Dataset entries
• • • •
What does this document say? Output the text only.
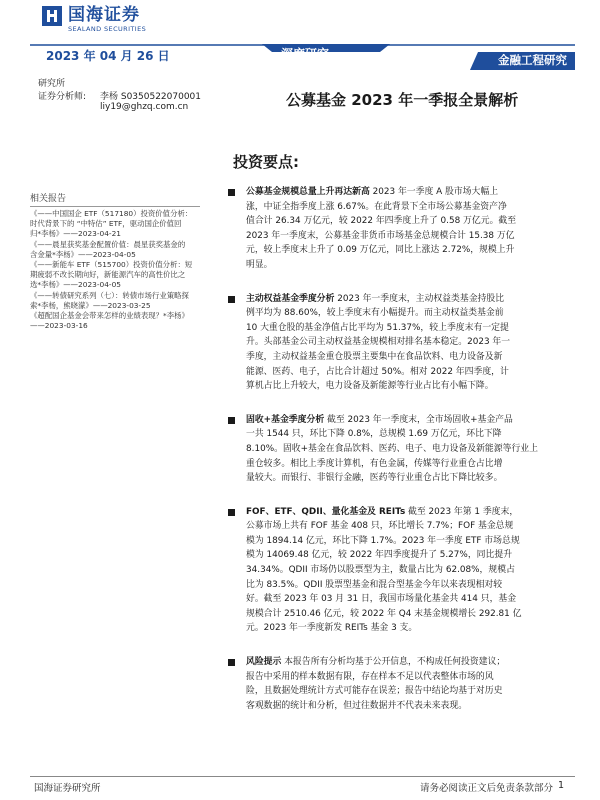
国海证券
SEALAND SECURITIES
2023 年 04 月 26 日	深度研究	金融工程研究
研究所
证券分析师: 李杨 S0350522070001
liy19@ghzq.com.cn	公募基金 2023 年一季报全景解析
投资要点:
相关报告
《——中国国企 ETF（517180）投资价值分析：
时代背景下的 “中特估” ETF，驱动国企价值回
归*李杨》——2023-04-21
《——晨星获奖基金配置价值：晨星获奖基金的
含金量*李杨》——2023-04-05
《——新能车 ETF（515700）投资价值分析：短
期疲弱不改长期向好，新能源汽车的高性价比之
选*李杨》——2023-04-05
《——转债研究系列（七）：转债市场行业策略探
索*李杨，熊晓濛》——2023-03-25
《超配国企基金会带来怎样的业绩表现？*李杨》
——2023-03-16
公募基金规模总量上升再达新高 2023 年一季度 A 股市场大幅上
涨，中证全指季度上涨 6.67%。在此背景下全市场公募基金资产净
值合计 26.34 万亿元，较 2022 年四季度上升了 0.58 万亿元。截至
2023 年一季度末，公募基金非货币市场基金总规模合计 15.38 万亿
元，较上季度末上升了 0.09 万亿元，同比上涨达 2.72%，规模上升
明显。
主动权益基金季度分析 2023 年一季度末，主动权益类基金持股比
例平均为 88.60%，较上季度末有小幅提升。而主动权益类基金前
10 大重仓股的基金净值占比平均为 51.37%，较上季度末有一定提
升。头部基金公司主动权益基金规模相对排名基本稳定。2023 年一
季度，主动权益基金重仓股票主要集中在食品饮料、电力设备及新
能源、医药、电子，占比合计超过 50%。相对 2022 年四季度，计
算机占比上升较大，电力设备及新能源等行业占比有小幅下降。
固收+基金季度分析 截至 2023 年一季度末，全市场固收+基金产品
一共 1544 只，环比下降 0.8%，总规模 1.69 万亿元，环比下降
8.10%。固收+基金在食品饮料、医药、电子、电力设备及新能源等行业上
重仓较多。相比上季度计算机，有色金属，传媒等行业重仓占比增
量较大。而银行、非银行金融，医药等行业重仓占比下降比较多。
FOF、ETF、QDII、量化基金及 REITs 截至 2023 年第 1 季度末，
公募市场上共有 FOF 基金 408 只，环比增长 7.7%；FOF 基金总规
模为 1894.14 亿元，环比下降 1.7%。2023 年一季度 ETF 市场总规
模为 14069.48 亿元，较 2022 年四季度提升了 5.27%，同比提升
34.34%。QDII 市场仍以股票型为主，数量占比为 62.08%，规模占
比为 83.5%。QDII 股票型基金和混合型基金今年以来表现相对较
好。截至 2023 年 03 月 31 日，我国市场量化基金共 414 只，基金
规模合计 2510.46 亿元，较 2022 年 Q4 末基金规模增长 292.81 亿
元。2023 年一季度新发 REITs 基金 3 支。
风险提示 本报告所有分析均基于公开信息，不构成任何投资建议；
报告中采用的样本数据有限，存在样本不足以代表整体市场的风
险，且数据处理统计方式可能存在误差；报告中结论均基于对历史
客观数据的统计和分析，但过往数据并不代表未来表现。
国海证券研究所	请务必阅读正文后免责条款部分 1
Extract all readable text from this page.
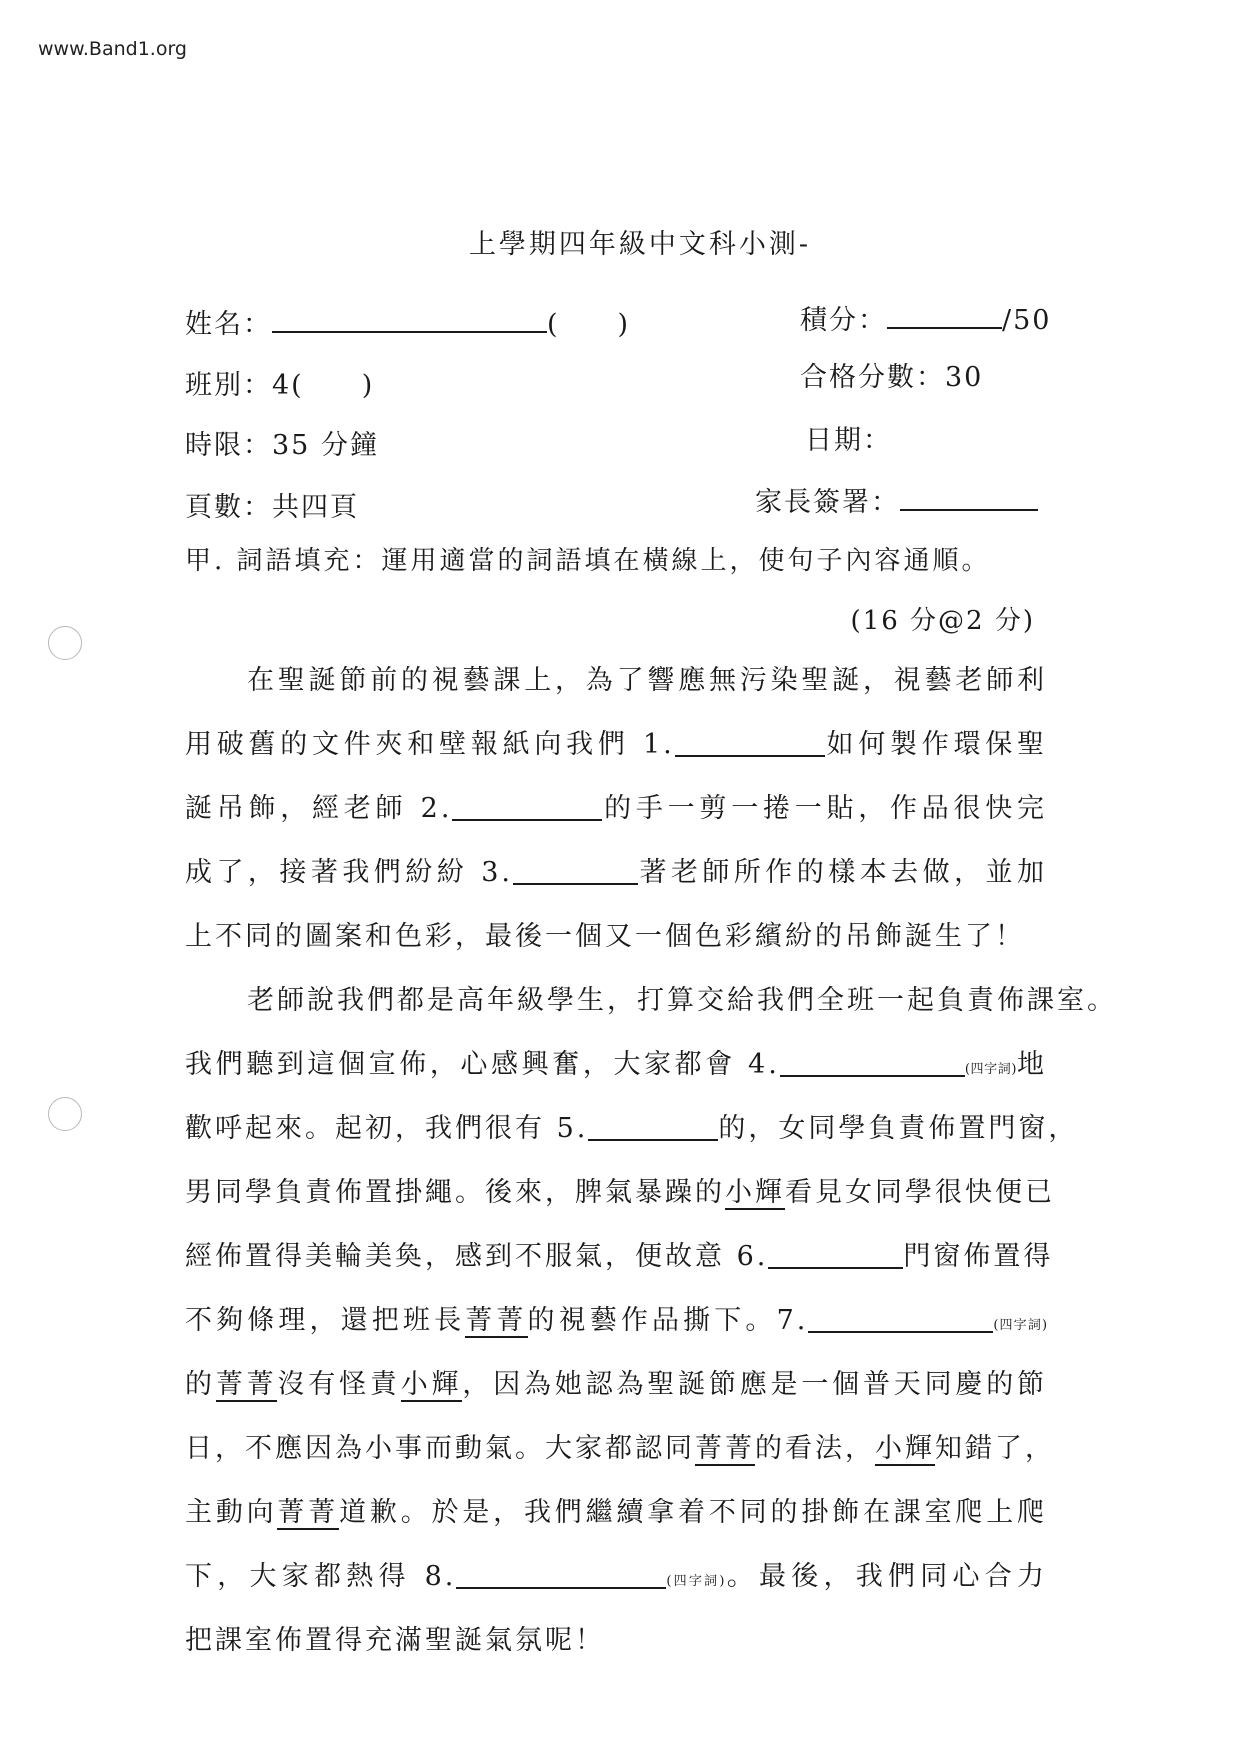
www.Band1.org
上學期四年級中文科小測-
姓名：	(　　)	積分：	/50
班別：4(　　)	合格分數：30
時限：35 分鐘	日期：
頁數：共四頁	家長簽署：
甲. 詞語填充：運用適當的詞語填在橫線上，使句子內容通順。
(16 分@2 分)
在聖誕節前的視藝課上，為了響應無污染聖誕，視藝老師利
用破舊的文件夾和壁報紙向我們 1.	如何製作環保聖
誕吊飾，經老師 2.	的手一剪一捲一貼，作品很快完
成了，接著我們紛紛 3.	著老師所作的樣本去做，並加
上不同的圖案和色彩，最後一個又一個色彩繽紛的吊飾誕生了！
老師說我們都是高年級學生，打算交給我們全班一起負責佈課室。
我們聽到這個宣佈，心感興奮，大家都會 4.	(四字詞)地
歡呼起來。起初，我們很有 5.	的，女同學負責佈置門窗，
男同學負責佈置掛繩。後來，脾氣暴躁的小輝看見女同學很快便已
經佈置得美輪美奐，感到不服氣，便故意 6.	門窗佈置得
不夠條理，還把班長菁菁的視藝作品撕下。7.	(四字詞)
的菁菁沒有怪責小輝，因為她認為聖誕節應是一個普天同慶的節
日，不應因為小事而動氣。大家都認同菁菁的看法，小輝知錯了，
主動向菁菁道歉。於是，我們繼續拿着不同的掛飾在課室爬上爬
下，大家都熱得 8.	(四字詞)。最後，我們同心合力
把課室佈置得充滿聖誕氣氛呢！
• • • •
GIVEN REQUEST » Each line that contains the string "投资价值分析" counts once; say how many there are and nothing else.

REPLY » 2